Problem to work on: Repeat the material below exactly, line for line.

(Excerpts from a figure dataset)
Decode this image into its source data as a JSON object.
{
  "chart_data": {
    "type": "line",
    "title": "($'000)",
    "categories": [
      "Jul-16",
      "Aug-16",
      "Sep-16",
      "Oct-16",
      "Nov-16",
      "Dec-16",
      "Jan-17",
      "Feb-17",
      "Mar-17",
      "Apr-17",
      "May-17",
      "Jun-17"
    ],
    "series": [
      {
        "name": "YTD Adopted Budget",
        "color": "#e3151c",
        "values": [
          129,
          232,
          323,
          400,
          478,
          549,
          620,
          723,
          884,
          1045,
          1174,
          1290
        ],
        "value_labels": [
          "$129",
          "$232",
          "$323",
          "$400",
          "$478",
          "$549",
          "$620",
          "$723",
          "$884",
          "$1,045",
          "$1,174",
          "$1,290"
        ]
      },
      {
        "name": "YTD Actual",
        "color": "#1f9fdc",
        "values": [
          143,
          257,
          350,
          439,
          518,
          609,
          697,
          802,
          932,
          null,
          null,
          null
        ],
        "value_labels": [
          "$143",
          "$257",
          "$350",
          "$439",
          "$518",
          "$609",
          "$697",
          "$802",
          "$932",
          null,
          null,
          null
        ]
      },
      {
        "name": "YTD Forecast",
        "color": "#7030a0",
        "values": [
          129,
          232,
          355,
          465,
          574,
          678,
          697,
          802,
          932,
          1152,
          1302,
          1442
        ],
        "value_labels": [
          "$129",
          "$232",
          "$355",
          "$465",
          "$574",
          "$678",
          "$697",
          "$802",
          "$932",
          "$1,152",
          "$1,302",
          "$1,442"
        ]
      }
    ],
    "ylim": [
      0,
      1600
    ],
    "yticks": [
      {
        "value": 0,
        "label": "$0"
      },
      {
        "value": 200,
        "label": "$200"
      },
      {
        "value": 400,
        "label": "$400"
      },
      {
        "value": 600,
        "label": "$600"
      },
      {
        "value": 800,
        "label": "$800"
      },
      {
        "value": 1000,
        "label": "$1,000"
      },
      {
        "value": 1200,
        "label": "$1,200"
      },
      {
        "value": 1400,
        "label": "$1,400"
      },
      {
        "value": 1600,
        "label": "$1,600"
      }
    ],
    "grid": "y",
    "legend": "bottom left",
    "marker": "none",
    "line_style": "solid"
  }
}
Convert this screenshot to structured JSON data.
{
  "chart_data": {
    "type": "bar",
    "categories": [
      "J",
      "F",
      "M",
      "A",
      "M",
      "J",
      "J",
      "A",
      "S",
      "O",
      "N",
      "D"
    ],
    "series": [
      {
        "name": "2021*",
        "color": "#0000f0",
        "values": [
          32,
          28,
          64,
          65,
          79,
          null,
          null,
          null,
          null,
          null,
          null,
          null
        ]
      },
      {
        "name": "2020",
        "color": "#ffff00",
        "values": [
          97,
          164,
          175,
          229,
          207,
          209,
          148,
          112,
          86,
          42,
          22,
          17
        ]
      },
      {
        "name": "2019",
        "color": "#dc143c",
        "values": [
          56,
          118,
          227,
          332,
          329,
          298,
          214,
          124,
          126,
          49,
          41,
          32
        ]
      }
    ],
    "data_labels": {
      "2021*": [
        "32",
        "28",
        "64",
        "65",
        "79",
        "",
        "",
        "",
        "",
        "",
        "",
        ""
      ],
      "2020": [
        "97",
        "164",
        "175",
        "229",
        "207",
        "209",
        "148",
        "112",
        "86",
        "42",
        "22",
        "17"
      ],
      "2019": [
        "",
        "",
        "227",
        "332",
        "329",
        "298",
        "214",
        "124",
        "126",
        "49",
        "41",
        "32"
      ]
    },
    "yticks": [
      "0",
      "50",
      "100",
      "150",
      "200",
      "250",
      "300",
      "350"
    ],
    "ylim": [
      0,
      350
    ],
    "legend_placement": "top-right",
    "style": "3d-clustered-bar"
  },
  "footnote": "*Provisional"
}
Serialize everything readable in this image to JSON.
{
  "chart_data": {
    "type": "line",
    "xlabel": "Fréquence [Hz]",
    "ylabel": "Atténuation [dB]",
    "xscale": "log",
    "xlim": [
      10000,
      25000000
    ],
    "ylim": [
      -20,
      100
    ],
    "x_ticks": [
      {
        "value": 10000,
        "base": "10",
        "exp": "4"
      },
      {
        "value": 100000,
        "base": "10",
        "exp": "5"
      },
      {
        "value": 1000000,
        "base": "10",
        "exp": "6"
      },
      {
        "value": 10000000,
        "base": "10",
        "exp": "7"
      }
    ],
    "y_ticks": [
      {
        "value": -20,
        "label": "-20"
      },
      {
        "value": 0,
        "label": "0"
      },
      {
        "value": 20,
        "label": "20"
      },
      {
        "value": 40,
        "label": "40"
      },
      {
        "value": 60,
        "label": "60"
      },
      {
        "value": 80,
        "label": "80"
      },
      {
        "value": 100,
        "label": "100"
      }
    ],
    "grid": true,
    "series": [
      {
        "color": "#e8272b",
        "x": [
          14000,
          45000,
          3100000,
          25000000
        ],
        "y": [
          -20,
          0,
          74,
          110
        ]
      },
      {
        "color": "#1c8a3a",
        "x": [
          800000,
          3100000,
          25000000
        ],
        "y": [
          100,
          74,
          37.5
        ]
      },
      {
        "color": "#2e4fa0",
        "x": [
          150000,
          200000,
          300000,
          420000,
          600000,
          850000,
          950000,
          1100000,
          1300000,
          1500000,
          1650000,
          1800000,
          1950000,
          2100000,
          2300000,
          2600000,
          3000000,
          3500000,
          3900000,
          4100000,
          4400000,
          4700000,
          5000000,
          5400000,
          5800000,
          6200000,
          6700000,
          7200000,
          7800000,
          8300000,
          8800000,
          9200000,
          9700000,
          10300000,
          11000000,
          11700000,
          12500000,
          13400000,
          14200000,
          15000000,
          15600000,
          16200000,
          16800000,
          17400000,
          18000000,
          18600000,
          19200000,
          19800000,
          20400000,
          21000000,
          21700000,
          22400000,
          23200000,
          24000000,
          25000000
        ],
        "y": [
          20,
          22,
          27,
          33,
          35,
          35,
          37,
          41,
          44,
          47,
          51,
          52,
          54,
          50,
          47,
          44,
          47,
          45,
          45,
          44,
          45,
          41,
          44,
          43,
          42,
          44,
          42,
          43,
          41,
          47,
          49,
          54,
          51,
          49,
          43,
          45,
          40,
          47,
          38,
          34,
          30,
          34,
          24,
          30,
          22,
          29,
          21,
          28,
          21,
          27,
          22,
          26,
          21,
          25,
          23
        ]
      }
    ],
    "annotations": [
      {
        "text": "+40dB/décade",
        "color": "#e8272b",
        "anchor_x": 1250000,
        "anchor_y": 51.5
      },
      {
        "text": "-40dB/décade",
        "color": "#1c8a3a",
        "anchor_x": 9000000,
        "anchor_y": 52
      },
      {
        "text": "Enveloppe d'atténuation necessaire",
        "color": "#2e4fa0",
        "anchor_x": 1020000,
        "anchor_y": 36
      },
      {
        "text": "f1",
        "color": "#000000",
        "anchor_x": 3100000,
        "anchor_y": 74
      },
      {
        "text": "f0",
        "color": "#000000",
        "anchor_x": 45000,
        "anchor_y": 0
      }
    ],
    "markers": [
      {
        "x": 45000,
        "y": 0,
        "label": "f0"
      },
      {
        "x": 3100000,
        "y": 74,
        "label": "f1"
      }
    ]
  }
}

Written answer:
Decode this image into its source data as a JSON object.
{
  "chart_data": {
    "type": "line",
    "title": "($'000)",
    "categories": [
      "Jul-16",
      "Aug-16",
      "Sep-16",
      "Oct-16",
      "Nov-16",
      "Dec-16",
      "Jan-17",
      "Feb-17",
      "Mar-17",
      "Apr-17",
      "May-17",
      "Jun-17"
    ],
    "series": [
      {
        "name": "YTD Adopted Budget",
        "color": "#e3151c",
        "values": [
          129,
          232,
          323,
          400,
          478,
          549,
          620,
          723,
          884,
          1045,
          1174,
          1290
        ],
        "value_labels": [
          "$129",
          "$232",
          "$323",
          "$400",
          "$478",
          "$549",
          "$620",
          "$723",
          "$884",
          "$1,045",
          "$1,174",
          "$1,290"
        ]
      },
      {
        "name": "YTD Actual",
        "color": "#1f9fdc",
        "values": [
          143,
          257,
          350,
          439,
          518,
          609,
          697,
          802,
          932,
          null,
          null,
          null
        ],
        "value_labels": [
          "$143",
          "$257",
          "$350",
          "$439",
          "$518",
          "$609",
          "$697",
          "$802",
          "$932",
          null,
          null,
          null
        ]
      },
      {
        "name": "YTD Forecast",
        "color": "#7030a0",
        "values": [
          129,
          232,
          355,
          465,
          574,
          678,
          697,
          802,
          932,
          1152,
          1302,
          1442
        ],
        "value_labels": [
          "$129",
          "$232",
          "$355",
          "$465",
          "$574",
          "$678",
          "$697",
          "$802",
          "$932",
          "$1,152",
          "$1,302",
          "$1,442"
        ]
      }
    ],
    "ylim": [
      0,
      1600
    ],
    "yticks": [
      {
        "value": 0,
        "label": "$0"
      },
      {
        "value": 200,
        "label": "$200"
      },
      {
        "value": 400,
        "label": "$400"
      },
      {
        "value": 600,
        "label": "$600"
      },
      {
        "value": 800,
        "label": "$800"
      },
      {
        "value": 1000,
        "label": "$1,000"
      },
      {
        "value": 1200,
        "label": "$1,200"
      },
      {
        "value": 1400,
        "label": "$1,400"
      },
      {
        "value": 1600,
        "label": "$1,600"
      }
    ],
    "grid": "y",
    "legend": "bottom left",
    "marker": "none",
    "line_style": "solid"
  }
}
Convert this screenshot to structured JSON data.
{
  "chart_data": {
    "type": "bar",
    "categories": [
      "J",
      "F",
      "M",
      "A",
      "M",
      "J",
      "J",
      "A",
      "S",
      "O",
      "N",
      "D"
    ],
    "series": [
      {
        "name": "2021*",
        "color": "#0000f0",
        "values": [
          32,
          28,
          64,
          65,
          79,
          null,
          null,
          null,
          null,
          null,
          null,
          null
        ]
      },
      {
        "name": "2020",
        "color": "#ffff00",
        "values": [
          97,
          164,
          175,
          229,
          207,
          209,
          148,
          112,
          86,
          42,
          22,
          17
        ]
      },
      {
        "name": "2019",
        "color": "#dc143c",
        "values": [
          56,
          118,
          227,
          332,
          329,
          298,
          214,
          124,
          126,
          49,
          41,
          32
        ]
      }
    ],
    "data_labels": {
      "2021*": [
        "32",
        "28",
        "64",
        "65",
        "79",
        "",
        "",
        "",
        "",
        "",
        "",
        ""
      ],
      "2020": [
        "97",
        "164",
        "175",
        "229",
        "207",
        "209",
        "148",
        "112",
        "86",
        "42",
        "22",
        "17"
      ],
      "2019": [
        "",
        "",
        "227",
        "332",
        "329",
        "298",
        "214",
        "124",
        "126",
        "49",
        "41",
        "32"
      ]
    },
    "yticks": [
      "0",
      "50",
      "100",
      "150",
      "200",
      "250",
      "300",
      "350"
    ],
    "ylim": [
      0,
      350
    ],
    "legend_placement": "top-right",
    "style": "3d-clustered-bar"
  },
  "footnote": "*Provisional"
}
Serialize everything readable in this image to JSON.
{
  "chart_data": {
    "type": "line",
    "xlabel": "Fréquence [Hz]",
    "ylabel": "Atténuation [dB]",
    "xscale": "log",
    "xlim": [
      10000,
      25000000
    ],
    "ylim": [
      -20,
      100
    ],
    "x_ticks": [
      {
        "value": 10000,
        "base": "10",
        "exp": "4"
      },
      {
        "value": 100000,
        "base": "10",
        "exp": "5"
      },
      {
        "value": 1000000,
        "base": "10",
        "exp": "6"
      },
      {
        "value": 10000000,
        "base": "10",
        "exp": "7"
      }
    ],
    "y_ticks": [
      {
        "value": -20,
        "label": "-20"
      },
      {
        "value": 0,
        "label": "0"
      },
      {
        "value": 20,
        "label": "20"
      },
      {
        "value": 40,
        "label": "40"
      },
      {
        "value": 60,
        "label": "60"
      },
      {
        "value": 80,
        "label": "80"
      },
      {
        "value": 100,
        "label": "100"
      }
    ],
    "grid": true,
    "series": [
      {
        "color": "#e8272b",
        "x": [
          14000,
          45000,
          3100000,
          25000000
        ],
        "y": [
          -20,
          0,
          74,
          110
        ]
      },
      {
        "color": "#1c8a3a",
        "x": [
          800000,
          3100000,
          25000000
        ],
        "y": [
          100,
          74,
          37.5
        ]
      },
      {
        "color": "#2e4fa0",
        "x": [
          150000,
          200000,
          300000,
          420000,
          600000,
          850000,
          950000,
          1100000,
          1300000,
          1500000,
          1650000,
          1800000,
          1950000,
          2100000,
          2300000,
          2600000,
          3000000,
          3500000,
          3900000,
          4100000,
          4400000,
          4700000,
          5000000,
          5400000,
          5800000,
          6200000,
          6700000,
          7200000,
          7800000,
          8300000,
          8800000,
          9200000,
          9700000,
          10300000,
          11000000,
          11700000,
          12500000,
          13400000,
          14200000,
          15000000,
          15600000,
          16200000,
          16800000,
          17400000,
          18000000,
          18600000,
          19200000,
          19800000,
          20400000,
          21000000,
          21700000,
          22400000,
          23200000,
          24000000,
          25000000
        ],
        "y": [
          20,
          22,
          27,
          33,
          35,
          35,
          37,
          41,
          44,
          47,
          51,
          52,
          54,
          50,
          47,
          44,
          47,
          45,
          45,
          44,
          45,
          41,
          44,
          43,
          42,
          44,
          42,
          43,
          41,
          47,
          49,
          54,
          51,
          49,
          43,
          45,
          40,
          47,
          38,
          34,
          30,
          34,
          24,
          30,
          22,
          29,
          21,
          28,
          21,
          27,
          22,
          26,
          21,
          25,
          23
        ]
      }
    ],
    "annotations": [
      {
        "text": "+40dB/décade",
        "color": "#e8272b",
        "anchor_x": 1250000,
        "anchor_y": 51.5
      },
      {
        "text": "-40dB/décade",
        "color": "#1c8a3a",
        "anchor_x": 9000000,
        "anchor_y": 52
      },
      {
        "text": "Enveloppe d'atténuation necessaire",
        "color": "#2e4fa0",
        "anchor_x": 1020000,
        "anchor_y": 36
      },
      {
        "text": "f1",
        "color": "#000000",
        "anchor_x": 3100000,
        "anchor_y": 74
      },
      {
        "text": "f0",
        "color": "#000000",
        "anchor_x": 45000,
        "anchor_y": 0
      }
    ],
    "markers": [
      {
        "x": 45000,
        "y": 0,
        "label": "f0"
      },
      {
        "x": 3100000,
        "y": 74,
        "label": "f1"
      }
    ]
  }
}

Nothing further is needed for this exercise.